GIVEN PROBLEM:
Gather each line of the records where "post" appears.

[A block of data]
========================

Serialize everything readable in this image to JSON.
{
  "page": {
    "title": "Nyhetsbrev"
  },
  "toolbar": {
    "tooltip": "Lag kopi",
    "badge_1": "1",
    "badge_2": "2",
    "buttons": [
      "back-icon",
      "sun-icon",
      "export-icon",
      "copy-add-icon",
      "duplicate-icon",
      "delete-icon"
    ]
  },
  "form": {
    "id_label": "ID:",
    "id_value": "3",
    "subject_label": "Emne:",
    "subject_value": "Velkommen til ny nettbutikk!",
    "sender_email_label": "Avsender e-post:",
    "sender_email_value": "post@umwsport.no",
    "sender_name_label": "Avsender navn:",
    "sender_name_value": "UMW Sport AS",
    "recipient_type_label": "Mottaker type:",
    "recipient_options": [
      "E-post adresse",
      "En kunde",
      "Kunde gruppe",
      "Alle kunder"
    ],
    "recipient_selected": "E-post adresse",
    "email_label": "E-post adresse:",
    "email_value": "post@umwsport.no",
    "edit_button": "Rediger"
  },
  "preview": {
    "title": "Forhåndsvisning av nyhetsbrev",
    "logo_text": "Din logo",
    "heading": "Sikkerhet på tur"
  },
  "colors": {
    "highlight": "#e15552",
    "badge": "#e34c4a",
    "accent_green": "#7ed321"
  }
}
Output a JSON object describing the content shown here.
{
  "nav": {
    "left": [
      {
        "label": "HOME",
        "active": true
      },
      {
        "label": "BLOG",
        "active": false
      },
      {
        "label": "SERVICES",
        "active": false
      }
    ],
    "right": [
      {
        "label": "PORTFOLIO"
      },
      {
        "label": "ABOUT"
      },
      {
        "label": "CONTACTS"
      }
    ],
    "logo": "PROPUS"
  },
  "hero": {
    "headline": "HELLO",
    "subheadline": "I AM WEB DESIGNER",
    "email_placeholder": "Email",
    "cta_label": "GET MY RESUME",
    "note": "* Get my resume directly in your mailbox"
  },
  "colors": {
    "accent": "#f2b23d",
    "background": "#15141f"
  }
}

========================

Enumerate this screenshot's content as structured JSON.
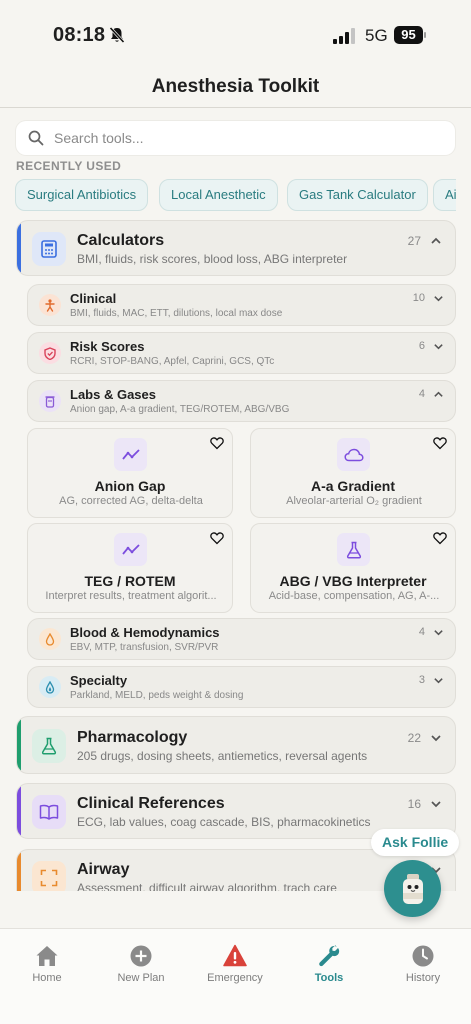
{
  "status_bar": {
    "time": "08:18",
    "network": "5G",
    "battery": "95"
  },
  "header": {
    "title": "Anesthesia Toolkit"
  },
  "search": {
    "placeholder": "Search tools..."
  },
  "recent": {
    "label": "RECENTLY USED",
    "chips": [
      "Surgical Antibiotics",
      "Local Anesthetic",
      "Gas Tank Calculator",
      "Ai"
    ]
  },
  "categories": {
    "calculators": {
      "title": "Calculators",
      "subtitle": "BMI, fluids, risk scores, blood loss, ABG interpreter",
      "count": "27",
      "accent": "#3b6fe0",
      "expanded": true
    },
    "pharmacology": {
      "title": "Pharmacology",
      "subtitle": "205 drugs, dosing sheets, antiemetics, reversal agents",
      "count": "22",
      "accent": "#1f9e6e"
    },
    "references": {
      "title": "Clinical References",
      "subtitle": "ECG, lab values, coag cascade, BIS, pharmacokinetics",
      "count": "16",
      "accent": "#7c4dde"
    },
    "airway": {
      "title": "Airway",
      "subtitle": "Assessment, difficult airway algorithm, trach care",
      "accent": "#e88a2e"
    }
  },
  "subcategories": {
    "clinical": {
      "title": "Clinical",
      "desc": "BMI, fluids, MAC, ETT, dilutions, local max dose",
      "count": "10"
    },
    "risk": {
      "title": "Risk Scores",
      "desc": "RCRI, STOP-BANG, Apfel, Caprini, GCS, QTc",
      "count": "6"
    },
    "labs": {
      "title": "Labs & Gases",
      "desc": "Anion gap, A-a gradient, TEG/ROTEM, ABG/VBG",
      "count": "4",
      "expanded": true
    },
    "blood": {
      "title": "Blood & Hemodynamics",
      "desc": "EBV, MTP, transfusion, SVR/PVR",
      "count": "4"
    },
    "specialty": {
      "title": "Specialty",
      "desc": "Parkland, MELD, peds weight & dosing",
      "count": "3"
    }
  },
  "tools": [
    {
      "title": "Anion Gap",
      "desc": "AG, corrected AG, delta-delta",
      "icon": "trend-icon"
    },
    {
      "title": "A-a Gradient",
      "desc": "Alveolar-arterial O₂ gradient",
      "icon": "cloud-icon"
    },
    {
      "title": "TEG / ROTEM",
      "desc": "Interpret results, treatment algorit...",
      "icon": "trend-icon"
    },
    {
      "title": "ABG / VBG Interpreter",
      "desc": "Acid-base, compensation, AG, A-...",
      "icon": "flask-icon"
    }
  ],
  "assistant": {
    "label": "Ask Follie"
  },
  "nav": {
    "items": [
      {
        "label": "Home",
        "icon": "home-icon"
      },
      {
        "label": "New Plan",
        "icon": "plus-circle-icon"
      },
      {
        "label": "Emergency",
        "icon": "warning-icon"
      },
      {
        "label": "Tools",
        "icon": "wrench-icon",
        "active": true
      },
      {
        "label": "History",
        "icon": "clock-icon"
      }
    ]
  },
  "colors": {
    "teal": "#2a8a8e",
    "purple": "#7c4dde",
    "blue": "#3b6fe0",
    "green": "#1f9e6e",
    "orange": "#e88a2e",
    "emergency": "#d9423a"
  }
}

========================

PROBLEM SOLUTION:
    "sender_email_label": "Avsender e-post:",
    "sender_email_value": "post@umwsport.no",
      "E-post adresse",
    "recipient_selected": "E-post adresse",
    "email_label": "E-post adresse:",
    "email_value": "post@umwsport.no",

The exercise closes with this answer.